> Directions
Copy all of the records below verbatim.

> Source records
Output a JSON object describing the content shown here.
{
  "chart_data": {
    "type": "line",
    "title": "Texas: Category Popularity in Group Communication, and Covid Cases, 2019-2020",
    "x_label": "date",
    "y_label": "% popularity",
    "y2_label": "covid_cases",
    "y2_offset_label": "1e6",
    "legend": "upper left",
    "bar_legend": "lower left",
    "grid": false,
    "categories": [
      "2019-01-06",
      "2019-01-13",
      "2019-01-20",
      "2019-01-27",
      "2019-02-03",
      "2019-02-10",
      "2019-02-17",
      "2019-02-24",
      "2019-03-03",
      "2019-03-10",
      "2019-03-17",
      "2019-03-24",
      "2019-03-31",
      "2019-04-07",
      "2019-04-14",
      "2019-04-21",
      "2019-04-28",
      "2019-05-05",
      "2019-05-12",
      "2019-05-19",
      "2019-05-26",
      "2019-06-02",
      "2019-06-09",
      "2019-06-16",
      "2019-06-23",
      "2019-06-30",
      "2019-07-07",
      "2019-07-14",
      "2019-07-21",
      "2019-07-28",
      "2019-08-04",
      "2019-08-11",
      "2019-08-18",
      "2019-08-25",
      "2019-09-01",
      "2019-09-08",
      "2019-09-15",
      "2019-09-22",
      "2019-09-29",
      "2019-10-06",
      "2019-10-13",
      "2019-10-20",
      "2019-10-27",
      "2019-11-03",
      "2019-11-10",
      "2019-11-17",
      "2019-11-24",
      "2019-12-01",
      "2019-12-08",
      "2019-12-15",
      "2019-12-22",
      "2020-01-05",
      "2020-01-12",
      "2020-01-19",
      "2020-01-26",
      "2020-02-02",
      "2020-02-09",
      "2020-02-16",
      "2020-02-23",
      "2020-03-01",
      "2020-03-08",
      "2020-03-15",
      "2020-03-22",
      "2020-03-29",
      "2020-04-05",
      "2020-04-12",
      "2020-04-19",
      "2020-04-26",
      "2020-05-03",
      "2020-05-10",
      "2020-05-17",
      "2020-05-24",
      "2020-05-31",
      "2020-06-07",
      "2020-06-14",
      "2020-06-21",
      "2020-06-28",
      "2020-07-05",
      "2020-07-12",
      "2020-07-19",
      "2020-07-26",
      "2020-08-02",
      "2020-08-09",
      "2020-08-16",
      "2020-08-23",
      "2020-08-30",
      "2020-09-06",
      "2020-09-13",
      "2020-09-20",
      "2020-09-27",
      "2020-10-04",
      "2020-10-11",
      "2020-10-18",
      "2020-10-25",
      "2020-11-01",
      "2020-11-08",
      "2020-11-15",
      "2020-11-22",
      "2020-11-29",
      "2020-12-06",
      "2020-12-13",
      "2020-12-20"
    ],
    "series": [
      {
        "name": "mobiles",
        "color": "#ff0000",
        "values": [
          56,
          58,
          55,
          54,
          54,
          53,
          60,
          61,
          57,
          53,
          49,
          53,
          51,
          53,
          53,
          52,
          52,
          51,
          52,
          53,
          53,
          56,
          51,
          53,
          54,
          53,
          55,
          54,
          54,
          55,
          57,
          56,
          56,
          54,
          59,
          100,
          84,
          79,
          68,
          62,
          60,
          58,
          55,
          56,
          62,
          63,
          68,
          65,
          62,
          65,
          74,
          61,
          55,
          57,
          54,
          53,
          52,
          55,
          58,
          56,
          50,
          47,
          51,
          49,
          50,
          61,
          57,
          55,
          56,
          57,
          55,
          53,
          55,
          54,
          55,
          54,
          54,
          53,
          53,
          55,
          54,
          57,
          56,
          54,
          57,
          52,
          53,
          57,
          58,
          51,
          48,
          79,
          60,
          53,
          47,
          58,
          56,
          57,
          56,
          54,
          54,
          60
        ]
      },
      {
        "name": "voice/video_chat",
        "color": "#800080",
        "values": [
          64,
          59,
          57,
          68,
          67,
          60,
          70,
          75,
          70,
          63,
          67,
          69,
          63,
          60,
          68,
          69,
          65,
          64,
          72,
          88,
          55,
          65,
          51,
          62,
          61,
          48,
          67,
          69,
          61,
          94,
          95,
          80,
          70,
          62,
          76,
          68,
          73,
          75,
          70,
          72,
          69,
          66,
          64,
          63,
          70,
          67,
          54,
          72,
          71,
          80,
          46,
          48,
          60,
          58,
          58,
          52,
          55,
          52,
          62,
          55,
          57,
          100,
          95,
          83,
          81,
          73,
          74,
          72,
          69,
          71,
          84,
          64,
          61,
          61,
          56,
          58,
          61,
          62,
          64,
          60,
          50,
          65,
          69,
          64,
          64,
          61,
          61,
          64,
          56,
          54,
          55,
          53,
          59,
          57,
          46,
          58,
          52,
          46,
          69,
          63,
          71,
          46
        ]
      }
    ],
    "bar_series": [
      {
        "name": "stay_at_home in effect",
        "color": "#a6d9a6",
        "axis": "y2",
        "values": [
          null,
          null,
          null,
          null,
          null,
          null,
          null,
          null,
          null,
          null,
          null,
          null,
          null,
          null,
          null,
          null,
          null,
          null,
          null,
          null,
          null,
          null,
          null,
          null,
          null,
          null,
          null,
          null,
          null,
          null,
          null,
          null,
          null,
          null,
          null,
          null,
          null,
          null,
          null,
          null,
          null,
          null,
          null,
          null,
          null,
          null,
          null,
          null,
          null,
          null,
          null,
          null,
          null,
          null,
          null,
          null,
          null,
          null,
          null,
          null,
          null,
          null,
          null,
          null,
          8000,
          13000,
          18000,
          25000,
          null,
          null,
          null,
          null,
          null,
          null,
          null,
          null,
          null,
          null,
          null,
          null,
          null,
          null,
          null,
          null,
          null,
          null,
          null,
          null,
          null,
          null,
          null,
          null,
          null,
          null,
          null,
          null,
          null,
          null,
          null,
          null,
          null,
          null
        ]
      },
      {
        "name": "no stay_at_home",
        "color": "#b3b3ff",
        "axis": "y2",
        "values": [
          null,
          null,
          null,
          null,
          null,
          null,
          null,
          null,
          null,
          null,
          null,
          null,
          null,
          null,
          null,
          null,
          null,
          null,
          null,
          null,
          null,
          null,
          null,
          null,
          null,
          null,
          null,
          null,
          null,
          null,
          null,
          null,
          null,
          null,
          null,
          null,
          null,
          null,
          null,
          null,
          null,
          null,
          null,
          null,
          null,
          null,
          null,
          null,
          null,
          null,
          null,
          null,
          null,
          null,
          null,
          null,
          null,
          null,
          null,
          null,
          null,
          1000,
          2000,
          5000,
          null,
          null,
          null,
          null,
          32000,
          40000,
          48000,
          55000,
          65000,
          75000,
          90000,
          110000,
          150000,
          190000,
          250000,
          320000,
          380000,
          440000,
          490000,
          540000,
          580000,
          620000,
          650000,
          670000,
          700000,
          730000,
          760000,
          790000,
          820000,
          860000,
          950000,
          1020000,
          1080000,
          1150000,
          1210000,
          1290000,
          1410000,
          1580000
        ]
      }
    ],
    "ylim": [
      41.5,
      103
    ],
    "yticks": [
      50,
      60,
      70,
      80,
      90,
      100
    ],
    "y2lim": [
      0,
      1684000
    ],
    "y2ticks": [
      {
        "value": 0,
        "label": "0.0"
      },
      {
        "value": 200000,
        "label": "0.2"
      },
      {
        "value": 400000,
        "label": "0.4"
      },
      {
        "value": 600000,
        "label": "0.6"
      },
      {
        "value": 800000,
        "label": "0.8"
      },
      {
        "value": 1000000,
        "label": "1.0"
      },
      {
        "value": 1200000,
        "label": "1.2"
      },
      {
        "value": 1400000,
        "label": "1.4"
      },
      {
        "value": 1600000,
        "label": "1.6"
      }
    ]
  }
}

> Task solution
Output a JSON object describing the content shown here.
{
  "chart_data": {
    "type": "line",
    "title": "Texas: Category Popularity in Group Communication, and Covid Cases, 2019-2020",
    "x_label": "date",
    "y_label": "% popularity",
    "y2_label": "covid_cases",
    "y2_offset_label": "1e6",
    "legend": "upper left",
    "bar_legend": "lower left",
    "grid": false,
    "categories": [
      "2019-01-06",
      "2019-01-13",
      "2019-01-20",
      "2019-01-27",
      "2019-02-03",
      "2019-02-10",
      "2019-02-17",
      "2019-02-24",
      "2019-03-03",
      "2019-03-10",
      "2019-03-17",
      "2019-03-24",
      "2019-03-31",
      "2019-04-07",
      "2019-04-14",
      "2019-04-21",
      "2019-04-28",
      "2019-05-05",
      "2019-05-12",
      "2019-05-19",
      "2019-05-26",
      "2019-06-02",
      "2019-06-09",
      "2019-06-16",
      "2019-06-23",
      "2019-06-30",
      "2019-07-07",
      "2019-07-14",
      "2019-07-21",
      "2019-07-28",
      "2019-08-04",
      "2019-08-11",
      "2019-08-18",
      "2019-08-25",
      "2019-09-01",
      "2019-09-08",
      "2019-09-15",
      "2019-09-22",
      "2019-09-29",
      "2019-10-06",
      "2019-10-13",
      "2019-10-20",
      "2019-10-27",
      "2019-11-03",
      "2019-11-10",
      "2019-11-17",
      "2019-11-24",
      "2019-12-01",
      "2019-12-08",
      "2019-12-15",
      "2019-12-22",
      "2020-01-05",
      "2020-01-12",
      "2020-01-19",
      "2020-01-26",
      "2020-02-02",
      "2020-02-09",
      "2020-02-16",
      "2020-02-23",
      "2020-03-01",
      "2020-03-08",
      "2020-03-15",
      "2020-03-22",
      "2020-03-29",
      "2020-04-05",
      "2020-04-12",
      "2020-04-19",
      "2020-04-26",
      "2020-05-03",
      "2020-05-10",
      "2020-05-17",
      "2020-05-24",
      "2020-05-31",
      "2020-06-07",
      "2020-06-14",
      "2020-06-21",
      "2020-06-28",
      "2020-07-05",
      "2020-07-12",
      "2020-07-19",
      "2020-07-26",
      "2020-08-02",
      "2020-08-09",
      "2020-08-16",
      "2020-08-23",
      "2020-08-30",
      "2020-09-06",
      "2020-09-13",
      "2020-09-20",
      "2020-09-27",
      "2020-10-04",
      "2020-10-11",
      "2020-10-18",
      "2020-10-25",
      "2020-11-01",
      "2020-11-08",
      "2020-11-15",
      "2020-11-22",
      "2020-11-29",
      "2020-12-06",
      "2020-12-13",
      "2020-12-20"
    ],
    "series": [
      {
        "name": "mobiles",
        "color": "#ff0000",
        "values": [
          56,
          58,
          55,
          54,
          54,
          53,
          60,
          61,
          57,
          53,
          49,
          53,
          51,
          53,
          53,
          52,
          52,
          51,
          52,
          53,
          53,
          56,
          51,
          53,
          54,
          53,
          55,
          54,
          54,
          55,
          57,
          56,
          56,
          54,
          59,
          100,
          84,
          79,
          68,
          62,
          60,
          58,
          55,
          56,
          62,
          63,
          68,
          65,
          62,
          65,
          74,
          61,
          55,
          57,
          54,
          53,
          52,
          55,
          58,
          56,
          50,
          47,
          51,
          49,
          50,
          61,
          57,
          55,
          56,
          57,
          55,
          53,
          55,
          54,
          55,
          54,
          54,
          53,
          53,
          55,
          54,
          57,
          56,
          54,
          57,
          52,
          53,
          57,
          58,
          51,
          48,
          79,
          60,
          53,
          47,
          58,
          56,
          57,
          56,
          54,
          54,
          60
        ]
      },
      {
        "name": "voice/video_chat",
        "color": "#800080",
        "values": [
          64,
          59,
          57,
          68,
          67,
          60,
          70,
          75,
          70,
          63,
          67,
          69,
          63,
          60,
          68,
          69,
          65,
          64,
          72,
          88,
          55,
          65,
          51,
          62,
          61,
          48,
          67,
          69,
          61,
          94,
          95,
          80,
          70,
          62,
          76,
          68,
          73,
          75,
          70,
          72,
          69,
          66,
          64,
          63,
          70,
          67,
          54,
          72,
          71,
          80,
          46,
          48,
          60,
          58,
          58,
          52,
          55,
          52,
          62,
          55,
          57,
          100,
          95,
          83,
          81,
          73,
          74,
          72,
          69,
          71,
          84,
          64,
          61,
          61,
          56,
          58,
          61,
          62,
          64,
          60,
          50,
          65,
          69,
          64,
          64,
          61,
          61,
          64,
          56,
          54,
          55,
          53,
          59,
          57,
          46,
          58,
          52,
          46,
          69,
          63,
          71,
          46
        ]
      }
    ],
    "bar_series": [
      {
        "name": "stay_at_home in effect",
        "color": "#a6d9a6",
        "axis": "y2",
        "values": [
          null,
          null,
          null,
          null,
          null,
          null,
          null,
          null,
          null,
          null,
          null,
          null,
          null,
          null,
          null,
          null,
          null,
          null,
          null,
          null,
          null,
          null,
          null,
          null,
          null,
          null,
          null,
          null,
          null,
          null,
          null,
          null,
          null,
          null,
          null,
          null,
          null,
          null,
          null,
          null,
          null,
          null,
          null,
          null,
          null,
          null,
          null,
          null,
          null,
          null,
          null,
          null,
          null,
          null,
          null,
          null,
          null,
          null,
          null,
          null,
          null,
          null,
          null,
          null,
          8000,
          13000,
          18000,
          25000,
          null,
          null,
          null,
          null,
          null,
          null,
          null,
          null,
          null,
          null,
          null,
          null,
          null,
          null,
          null,
          null,
          null,
          null,
          null,
          null,
          null,
          null,
          null,
          null,
          null,
          null,
          null,
          null,
          null,
          null,
          null,
          null,
          null,
          null
        ]
      },
      {
        "name": "no stay_at_home",
        "color": "#b3b3ff",
        "axis": "y2",
        "values": [
          null,
          null,
          null,
          null,
          null,
          null,
          null,
          null,
          null,
          null,
          null,
          null,
          null,
          null,
          null,
          null,
          null,
          null,
          null,
          null,
          null,
          null,
          null,
          null,
          null,
          null,
          null,
          null,
          null,
          null,
          null,
          null,
          null,
          null,
          null,
          null,
          null,
          null,
          null,
          null,
          null,
          null,
          null,
          null,
          null,
          null,
          null,
          null,
          null,
          null,
          null,
          null,
          null,
          null,
          null,
          null,
          null,
          null,
          null,
          null,
          null,
          1000,
          2000,
          5000,
          null,
          null,
          null,
          null,
          32000,
          40000,
          48000,
          55000,
          65000,
          75000,
          90000,
          110000,
          150000,
          190000,
          250000,
          320000,
          380000,
          440000,
          490000,
          540000,
          580000,
          620000,
          650000,
          670000,
          700000,
          730000,
          760000,
          790000,
          820000,
          860000,
          950000,
          1020000,
          1080000,
          1150000,
          1210000,
          1290000,
          1410000,
          1580000
        ]
      }
    ],
    "ylim": [
      41.5,
      103
    ],
    "yticks": [
      50,
      60,
      70,
      80,
      90,
      100
    ],
    "y2lim": [
      0,
      1684000
    ],
    "y2ticks": [
      {
        "value": 0,
        "label": "0.0"
      },
      {
        "value": 200000,
        "label": "0.2"
      },
      {
        "value": 400000,
        "label": "0.4"
      },
      {
        "value": 600000,
        "label": "0.6"
      },
      {
        "value": 800000,
        "label": "0.8"
      },
      {
        "value": 1000000,
        "label": "1.0"
      },
      {
        "value": 1200000,
        "label": "1.2"
      },
      {
        "value": 1400000,
        "label": "1.4"
      },
      {
        "value": 1600000,
        "label": "1.6"
      }
    ]
  }
}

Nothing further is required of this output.